Extracts from a graphics dataset:
[start]
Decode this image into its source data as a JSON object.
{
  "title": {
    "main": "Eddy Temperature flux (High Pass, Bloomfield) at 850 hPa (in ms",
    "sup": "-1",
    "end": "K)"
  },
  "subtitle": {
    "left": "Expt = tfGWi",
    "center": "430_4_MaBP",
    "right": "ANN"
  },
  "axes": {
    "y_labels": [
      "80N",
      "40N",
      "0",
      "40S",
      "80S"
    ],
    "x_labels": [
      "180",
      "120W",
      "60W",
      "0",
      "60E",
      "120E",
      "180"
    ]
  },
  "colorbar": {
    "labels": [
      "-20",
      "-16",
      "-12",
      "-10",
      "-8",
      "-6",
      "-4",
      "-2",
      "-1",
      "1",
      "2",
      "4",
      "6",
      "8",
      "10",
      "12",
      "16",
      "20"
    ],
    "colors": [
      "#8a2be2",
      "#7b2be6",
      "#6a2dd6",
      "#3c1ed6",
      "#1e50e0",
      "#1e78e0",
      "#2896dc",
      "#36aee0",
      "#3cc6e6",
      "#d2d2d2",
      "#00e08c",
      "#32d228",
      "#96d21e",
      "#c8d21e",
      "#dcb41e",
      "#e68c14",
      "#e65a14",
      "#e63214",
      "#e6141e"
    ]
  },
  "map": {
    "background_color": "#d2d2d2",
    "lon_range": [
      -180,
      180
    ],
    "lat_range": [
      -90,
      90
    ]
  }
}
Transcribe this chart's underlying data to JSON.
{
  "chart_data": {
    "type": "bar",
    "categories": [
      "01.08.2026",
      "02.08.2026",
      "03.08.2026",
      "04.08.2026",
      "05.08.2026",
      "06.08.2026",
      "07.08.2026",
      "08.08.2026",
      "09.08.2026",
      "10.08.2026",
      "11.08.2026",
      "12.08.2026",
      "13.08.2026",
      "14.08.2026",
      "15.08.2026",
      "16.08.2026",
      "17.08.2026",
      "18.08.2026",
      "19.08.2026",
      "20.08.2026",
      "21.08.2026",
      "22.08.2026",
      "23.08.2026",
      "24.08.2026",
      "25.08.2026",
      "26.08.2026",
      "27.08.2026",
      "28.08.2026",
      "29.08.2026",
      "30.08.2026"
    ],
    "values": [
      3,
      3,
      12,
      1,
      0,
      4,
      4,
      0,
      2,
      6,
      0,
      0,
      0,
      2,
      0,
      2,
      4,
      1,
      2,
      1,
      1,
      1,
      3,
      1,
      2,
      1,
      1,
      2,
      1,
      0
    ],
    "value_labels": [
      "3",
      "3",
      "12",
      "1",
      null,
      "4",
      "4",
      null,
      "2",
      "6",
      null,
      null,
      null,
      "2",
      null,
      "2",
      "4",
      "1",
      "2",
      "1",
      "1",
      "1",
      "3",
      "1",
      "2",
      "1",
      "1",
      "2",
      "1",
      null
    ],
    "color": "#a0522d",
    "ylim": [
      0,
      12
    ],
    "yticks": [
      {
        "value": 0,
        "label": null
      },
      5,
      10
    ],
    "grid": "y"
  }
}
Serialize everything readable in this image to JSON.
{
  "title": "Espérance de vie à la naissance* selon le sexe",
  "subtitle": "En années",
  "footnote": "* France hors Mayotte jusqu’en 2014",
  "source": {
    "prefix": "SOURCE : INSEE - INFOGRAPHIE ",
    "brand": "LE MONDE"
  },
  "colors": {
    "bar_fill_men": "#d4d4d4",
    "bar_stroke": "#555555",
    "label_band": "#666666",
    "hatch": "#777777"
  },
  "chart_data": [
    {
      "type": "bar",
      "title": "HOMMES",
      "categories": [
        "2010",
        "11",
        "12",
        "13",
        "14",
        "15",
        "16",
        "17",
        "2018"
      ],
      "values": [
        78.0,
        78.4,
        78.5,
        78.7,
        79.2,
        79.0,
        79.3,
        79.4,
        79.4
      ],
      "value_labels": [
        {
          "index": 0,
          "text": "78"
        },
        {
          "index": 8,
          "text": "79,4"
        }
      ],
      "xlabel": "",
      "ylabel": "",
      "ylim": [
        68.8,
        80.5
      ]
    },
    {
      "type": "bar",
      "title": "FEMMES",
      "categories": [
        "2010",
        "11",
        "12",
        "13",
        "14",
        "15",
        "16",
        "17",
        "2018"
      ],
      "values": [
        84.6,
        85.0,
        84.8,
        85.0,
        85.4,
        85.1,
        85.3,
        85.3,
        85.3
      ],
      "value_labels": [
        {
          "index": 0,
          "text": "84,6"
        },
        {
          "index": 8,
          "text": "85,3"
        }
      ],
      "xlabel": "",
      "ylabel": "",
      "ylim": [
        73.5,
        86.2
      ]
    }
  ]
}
[end]
Pick each line holding the word "this" out of the listing.

WRITTEN ANSWER:
Decode this image into its source data as a JSON object.
Transcribe this chart's underlying data to JSON.
Serialize everything readable in this image to JSON.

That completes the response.